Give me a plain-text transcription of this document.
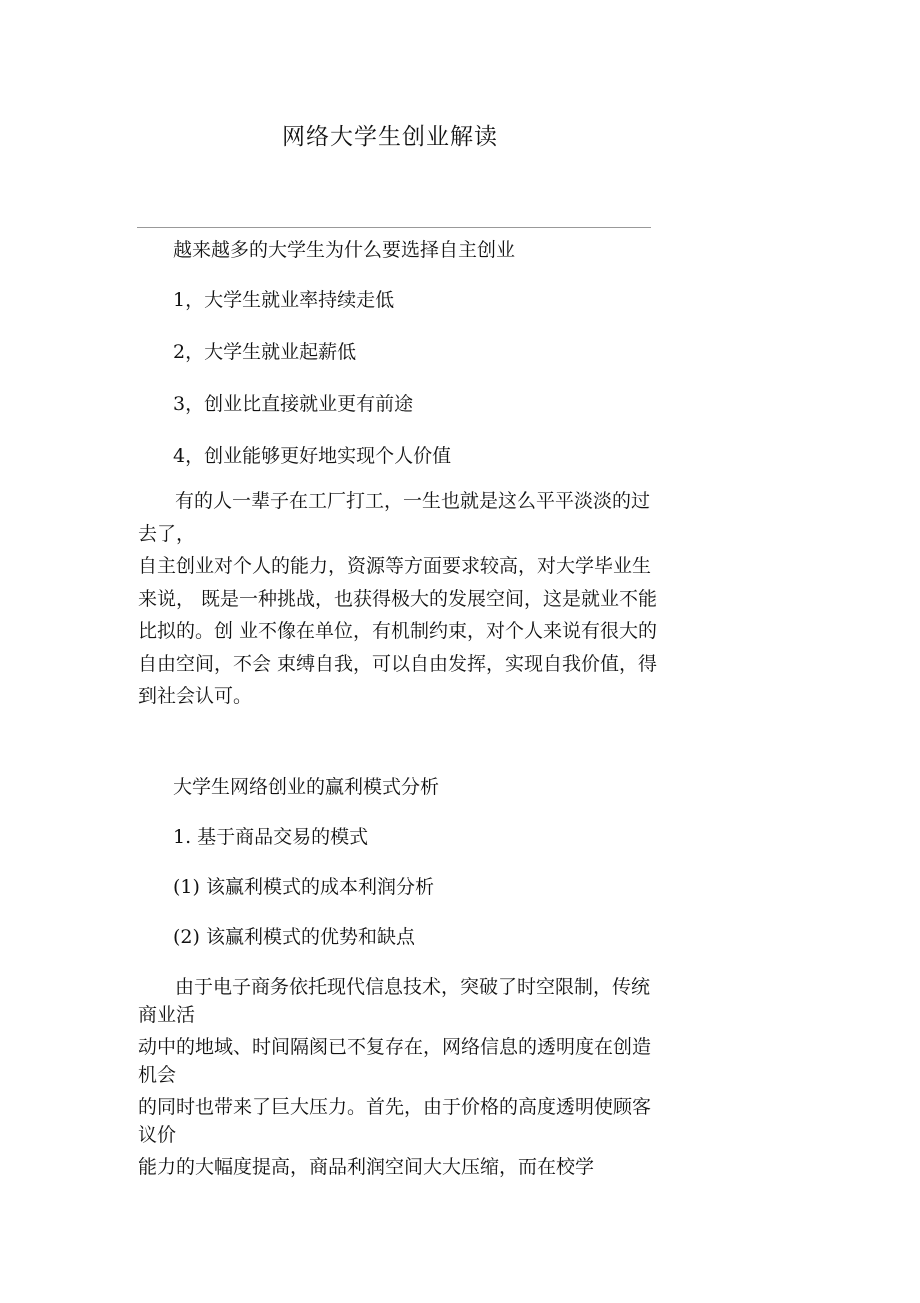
网络大学生创业解读
越来越多的大学生为什么要选择自主创业
1，大学生就业率持续走低
2，大学生就业起薪低
3，创业比直接就业更有前途
4，创业能够更好地实现个人价值
有的人一辈子在工厂打工，一生也就是这么平平淡淡的过去了，
自主创业对个人的能力，资源等方面要求较高，对大学毕业生来说， 既是一种挑战，也获得极大的发展空间，这是就业不能比拟的。创 业不像在单位，有机制约束，对个人来说有很大的自由空间，不会 束缚自我，可以自由发挥，实现自我价值，得到社会认可。
大学生网络创业的赢利模式分析
1. 基于商品交易的模式
(1) 该赢利模式的成本利润分析
(2) 该赢利模式的优势和缺点
由于电子商务依托现代信息技术，突破了时空限制，传统商业活
动中的地域、时间隔阂已不复存在，网络信息的透明度在创造机会
的同时也带来了巨大压力。首先，由于价格的高度透明使顾客议价
能力的大幅度提高，商品利润空间大大压缩，而在校学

═══

▶ **AIM**
Write the lines above out again exactly, without any of their pictures.

▶ **EXERCISE SOLUTION**
Give me a plain-text transcription of this document.
网络大学生创业解读
越来越多的大学生为什么要选择自主创业
1，大学生就业率持续走低
2，大学生就业起薪低
3，创业比直接就业更有前途
4，创业能够更好地实现个人价值
有的人一辈子在工厂打工，一生也就是这么平平淡淡的过去了，
自主创业对个人的能力，资源等方面要求较高，对大学毕业生来说， 既是一种挑战，也获得极大的发展空间，这是就业不能比拟的。创 业不像在单位，有机制约束，对个人来说有很大的自由空间，不会 束缚自我，可以自由发挥，实现自我价值，得到社会认可。
大学生网络创业的赢利模式分析
1. 基于商品交易的模式
(1) 该赢利模式的成本利润分析
(2) 该赢利模式的优势和缺点
由于电子商务依托现代信息技术，突破了时空限制，传统商业活
动中的地域、时间隔阂已不复存在，网络信息的透明度在创造机会
的同时也带来了巨大压力。首先，由于价格的高度透明使顾客议价
能力的大幅度提高，商品利润空间大大压缩，而在校学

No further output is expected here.